▸ Required task
Copy each of the following entries verbatim, line for line.

* BEGIN Material provided *

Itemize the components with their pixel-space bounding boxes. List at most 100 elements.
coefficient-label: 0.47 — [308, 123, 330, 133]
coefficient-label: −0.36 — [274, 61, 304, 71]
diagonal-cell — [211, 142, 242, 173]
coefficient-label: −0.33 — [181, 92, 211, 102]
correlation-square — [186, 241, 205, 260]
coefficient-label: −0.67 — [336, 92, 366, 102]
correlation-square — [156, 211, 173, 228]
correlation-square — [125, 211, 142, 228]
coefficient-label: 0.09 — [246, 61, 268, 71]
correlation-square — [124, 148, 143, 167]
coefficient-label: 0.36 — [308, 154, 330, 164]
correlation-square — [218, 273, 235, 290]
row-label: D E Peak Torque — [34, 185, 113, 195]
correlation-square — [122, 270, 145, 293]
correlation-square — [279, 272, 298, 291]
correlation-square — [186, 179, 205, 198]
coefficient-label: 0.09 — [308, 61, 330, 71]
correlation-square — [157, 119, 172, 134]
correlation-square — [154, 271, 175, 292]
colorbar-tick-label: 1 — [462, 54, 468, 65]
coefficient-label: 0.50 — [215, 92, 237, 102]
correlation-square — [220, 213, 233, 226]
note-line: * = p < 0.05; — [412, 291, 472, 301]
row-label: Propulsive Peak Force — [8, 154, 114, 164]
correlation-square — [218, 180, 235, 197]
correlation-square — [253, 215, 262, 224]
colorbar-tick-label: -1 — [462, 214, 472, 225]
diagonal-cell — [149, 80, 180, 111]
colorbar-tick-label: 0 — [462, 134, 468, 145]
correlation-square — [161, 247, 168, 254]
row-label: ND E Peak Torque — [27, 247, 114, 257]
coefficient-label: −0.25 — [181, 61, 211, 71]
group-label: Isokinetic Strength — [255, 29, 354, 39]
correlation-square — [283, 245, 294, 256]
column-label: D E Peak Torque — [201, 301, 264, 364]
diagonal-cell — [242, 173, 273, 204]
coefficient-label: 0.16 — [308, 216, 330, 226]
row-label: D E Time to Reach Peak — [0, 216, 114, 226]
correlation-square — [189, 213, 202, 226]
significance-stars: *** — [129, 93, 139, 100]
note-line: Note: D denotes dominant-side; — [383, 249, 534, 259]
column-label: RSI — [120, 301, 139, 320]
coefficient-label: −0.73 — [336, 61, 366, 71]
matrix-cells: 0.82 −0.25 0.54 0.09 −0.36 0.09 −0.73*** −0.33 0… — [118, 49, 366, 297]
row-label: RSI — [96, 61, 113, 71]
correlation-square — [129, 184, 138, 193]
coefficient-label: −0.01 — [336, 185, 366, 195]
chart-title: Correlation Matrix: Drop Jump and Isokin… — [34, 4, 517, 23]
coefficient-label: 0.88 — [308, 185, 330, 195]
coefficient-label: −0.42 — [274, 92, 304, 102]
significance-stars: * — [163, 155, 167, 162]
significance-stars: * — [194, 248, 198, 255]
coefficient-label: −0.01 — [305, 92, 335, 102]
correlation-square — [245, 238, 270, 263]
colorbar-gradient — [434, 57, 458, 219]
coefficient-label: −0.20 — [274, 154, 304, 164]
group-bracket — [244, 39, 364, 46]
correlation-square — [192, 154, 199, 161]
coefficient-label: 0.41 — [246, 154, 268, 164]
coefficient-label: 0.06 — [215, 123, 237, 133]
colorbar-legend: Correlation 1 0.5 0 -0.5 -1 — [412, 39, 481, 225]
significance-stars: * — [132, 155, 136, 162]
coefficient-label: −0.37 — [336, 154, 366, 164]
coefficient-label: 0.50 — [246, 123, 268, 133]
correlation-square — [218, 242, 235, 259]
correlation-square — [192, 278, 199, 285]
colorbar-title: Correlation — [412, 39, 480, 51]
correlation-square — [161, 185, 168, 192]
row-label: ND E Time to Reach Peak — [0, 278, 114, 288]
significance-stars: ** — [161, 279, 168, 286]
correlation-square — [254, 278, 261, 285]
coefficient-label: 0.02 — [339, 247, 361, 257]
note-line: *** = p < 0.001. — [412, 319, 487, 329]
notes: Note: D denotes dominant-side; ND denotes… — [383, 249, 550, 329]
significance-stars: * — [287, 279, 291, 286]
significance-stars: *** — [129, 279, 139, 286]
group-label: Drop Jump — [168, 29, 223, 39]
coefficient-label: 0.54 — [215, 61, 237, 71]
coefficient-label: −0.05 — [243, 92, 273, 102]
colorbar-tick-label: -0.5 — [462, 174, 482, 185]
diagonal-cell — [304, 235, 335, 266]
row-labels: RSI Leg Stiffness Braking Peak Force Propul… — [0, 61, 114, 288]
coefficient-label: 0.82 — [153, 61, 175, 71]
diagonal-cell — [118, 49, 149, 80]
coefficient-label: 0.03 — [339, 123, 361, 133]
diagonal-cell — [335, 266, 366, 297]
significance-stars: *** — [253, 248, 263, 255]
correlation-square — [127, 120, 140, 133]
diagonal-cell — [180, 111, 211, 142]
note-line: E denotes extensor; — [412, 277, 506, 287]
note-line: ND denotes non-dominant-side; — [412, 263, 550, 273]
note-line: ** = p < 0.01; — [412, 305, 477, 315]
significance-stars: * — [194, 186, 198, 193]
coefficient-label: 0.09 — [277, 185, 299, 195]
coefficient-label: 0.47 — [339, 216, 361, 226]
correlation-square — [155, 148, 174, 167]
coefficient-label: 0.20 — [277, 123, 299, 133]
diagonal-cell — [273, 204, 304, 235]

* END Material provided *

▸ Finished task
Itemize the components with their pixel-space bounding boxes. List at most 100 elements.
coefficient-label: 0.47 — [308, 123, 330, 133]
coefficient-label: −0.36 — [274, 61, 304, 71]
diagonal-cell — [211, 142, 242, 173]
coefficient-label: −0.33 — [181, 92, 211, 102]
correlation-square — [186, 241, 205, 260]
coefficient-label: −0.67 — [336, 92, 366, 102]
correlation-square — [156, 211, 173, 228]
correlation-square — [125, 211, 142, 228]
coefficient-label: 0.09 — [246, 61, 268, 71]
correlation-square — [124, 148, 143, 167]
coefficient-label: 0.36 — [308, 154, 330, 164]
correlation-square — [218, 273, 235, 290]
row-label: D E Peak Torque — [34, 185, 113, 195]
correlation-square — [122, 270, 145, 293]
correlation-square — [279, 272, 298, 291]
correlation-square — [186, 179, 205, 198]
coefficient-label: 0.09 — [308, 61, 330, 71]
correlation-square — [157, 119, 172, 134]
correlation-square — [154, 271, 175, 292]
colorbar-tick-label: 1 — [462, 54, 468, 65]
coefficient-label: 0.50 — [215, 92, 237, 102]
correlation-square — [220, 213, 233, 226]
note-line: * = p < 0.05; — [412, 291, 472, 301]
row-label: Propulsive Peak Force — [8, 154, 114, 164]
correlation-square — [218, 180, 235, 197]
correlation-square — [253, 215, 262, 224]
colorbar-tick-label: -1 — [462, 214, 472, 225]
diagonal-cell — [149, 80, 180, 111]
colorbar-tick-label: 0 — [462, 134, 468, 145]
correlation-square — [161, 247, 168, 254]
row-label: ND E Peak Torque — [27, 247, 114, 257]
coefficient-label: −0.25 — [181, 61, 211, 71]
group-label: Isokinetic Strength — [255, 29, 354, 39]
correlation-square — [283, 245, 294, 256]
column-label: D E Peak Torque — [201, 301, 264, 364]
diagonal-cell — [242, 173, 273, 204]
coefficient-label: 0.16 — [308, 216, 330, 226]
row-label: D E Time to Reach Peak — [0, 216, 114, 226]
correlation-square — [189, 213, 202, 226]
significance-stars: *** — [129, 93, 139, 100]
note-line: Note: D denotes dominant-side; — [383, 249, 534, 259]
column-label: RSI — [120, 301, 139, 320]
coefficient-label: −0.73 — [336, 61, 366, 71]
matrix-cells: 0.82 −0.25 0.54 0.09 −0.36 0.09 −0.73*** −0.33 0… — [118, 49, 366, 297]
row-label: RSI — [96, 61, 113, 71]
correlation-square — [129, 184, 138, 193]
coefficient-label: −0.01 — [336, 185, 366, 195]
chart-title: Correlation Matrix: Drop Jump and Isokin… — [34, 4, 517, 23]
coefficient-label: 0.88 — [308, 185, 330, 195]
coefficient-label: −0.42 — [274, 92, 304, 102]
significance-stars: * — [163, 155, 167, 162]
significance-stars: * — [194, 248, 198, 255]
coefficient-label: −0.01 — [305, 92, 335, 102]
correlation-square — [245, 238, 270, 263]
colorbar-gradient — [434, 57, 458, 219]
coefficient-label: −0.20 — [274, 154, 304, 164]
group-bracket — [244, 39, 364, 46]
correlation-square — [192, 154, 199, 161]
coefficient-label: 0.41 — [246, 154, 268, 164]
coefficient-label: 0.06 — [215, 123, 237, 133]
colorbar-legend: Correlation 1 0.5 0 -0.5 -1 — [412, 39, 481, 225]
significance-stars: * — [132, 155, 136, 162]
coefficient-label: −0.37 — [336, 154, 366, 164]
coefficient-label: 0.50 — [246, 123, 268, 133]
correlation-square — [218, 242, 235, 259]
correlation-square — [192, 278, 199, 285]
colorbar-title: Correlation — [412, 39, 480, 51]
correlation-square — [161, 185, 168, 192]
row-label: ND E Time to Reach Peak — [0, 278, 114, 288]
significance-stars: ** — [161, 279, 168, 286]
correlation-square — [254, 278, 261, 285]
coefficient-label: 0.02 — [339, 247, 361, 257]
note-line: *** = p < 0.001. — [412, 319, 487, 329]
notes: Note: D denotes dominant-side; ND denotes… — [383, 249, 550, 329]
significance-stars: * — [287, 279, 291, 286]
significance-stars: *** — [129, 279, 139, 286]
group-label: Drop Jump — [168, 29, 223, 39]
coefficient-label: 0.54 — [215, 61, 237, 71]
coefficient-label: −0.05 — [243, 92, 273, 102]
colorbar-tick-label: -0.5 — [462, 174, 482, 185]
diagonal-cell — [304, 235, 335, 266]
row-labels: RSI Leg Stiffness Braking Peak Force Propul… — [0, 61, 114, 288]
coefficient-label: 0.82 — [153, 61, 175, 71]
diagonal-cell — [118, 49, 149, 80]
coefficient-label: 0.03 — [339, 123, 361, 133]
diagonal-cell — [335, 266, 366, 297]
significance-stars: *** — [253, 248, 263, 255]
correlation-square — [127, 120, 140, 133]
diagonal-cell — [180, 111, 211, 142]
note-line: E denotes extensor; — [412, 277, 506, 287]
note-line: ND denotes non-dominant-side; — [412, 263, 550, 273]
note-line: ** = p < 0.01; — [412, 305, 477, 315]
significance-stars: * — [194, 186, 198, 193]
coefficient-label: 0.09 — [277, 185, 299, 195]
coefficient-label: 0.47 — [339, 216, 361, 226]
correlation-square — [155, 148, 174, 167]
coefficient-label: 0.20 — [277, 123, 299, 133]
diagonal-cell — [273, 204, 304, 235]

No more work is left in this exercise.